Goal of the exercise -
For each line in the data below that holds "APPROACH", return a copy.

Stored dataset items
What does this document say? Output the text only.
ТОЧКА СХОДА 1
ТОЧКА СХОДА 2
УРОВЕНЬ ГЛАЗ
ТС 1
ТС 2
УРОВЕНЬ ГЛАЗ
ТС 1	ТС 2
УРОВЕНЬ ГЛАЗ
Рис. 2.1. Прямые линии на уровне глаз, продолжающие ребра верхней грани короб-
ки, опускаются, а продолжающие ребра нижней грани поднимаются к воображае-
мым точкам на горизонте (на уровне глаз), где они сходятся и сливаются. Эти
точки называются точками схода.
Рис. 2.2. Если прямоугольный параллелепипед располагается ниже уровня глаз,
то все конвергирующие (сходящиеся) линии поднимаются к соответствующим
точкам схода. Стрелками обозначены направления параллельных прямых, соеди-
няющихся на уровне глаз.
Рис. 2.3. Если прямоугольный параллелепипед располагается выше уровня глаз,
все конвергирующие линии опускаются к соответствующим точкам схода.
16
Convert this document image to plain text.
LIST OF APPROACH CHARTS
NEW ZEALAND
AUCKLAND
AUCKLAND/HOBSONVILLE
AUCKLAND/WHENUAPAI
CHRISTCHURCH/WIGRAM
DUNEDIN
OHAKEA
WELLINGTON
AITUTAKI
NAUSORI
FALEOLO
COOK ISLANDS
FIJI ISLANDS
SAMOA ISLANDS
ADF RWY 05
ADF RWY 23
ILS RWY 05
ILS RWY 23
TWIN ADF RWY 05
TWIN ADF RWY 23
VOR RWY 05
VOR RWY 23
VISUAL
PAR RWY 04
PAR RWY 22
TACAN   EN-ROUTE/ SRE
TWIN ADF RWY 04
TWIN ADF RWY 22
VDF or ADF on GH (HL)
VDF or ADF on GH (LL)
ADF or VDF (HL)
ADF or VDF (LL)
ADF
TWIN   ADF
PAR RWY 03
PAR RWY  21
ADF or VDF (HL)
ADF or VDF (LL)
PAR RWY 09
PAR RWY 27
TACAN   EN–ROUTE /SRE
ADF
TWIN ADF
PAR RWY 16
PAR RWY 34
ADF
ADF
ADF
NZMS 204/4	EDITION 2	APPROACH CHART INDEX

Right answer -
LIST OF APPROACH CHARTS
NZMS 204/4	EDITION 2	APPROACH CHART INDEX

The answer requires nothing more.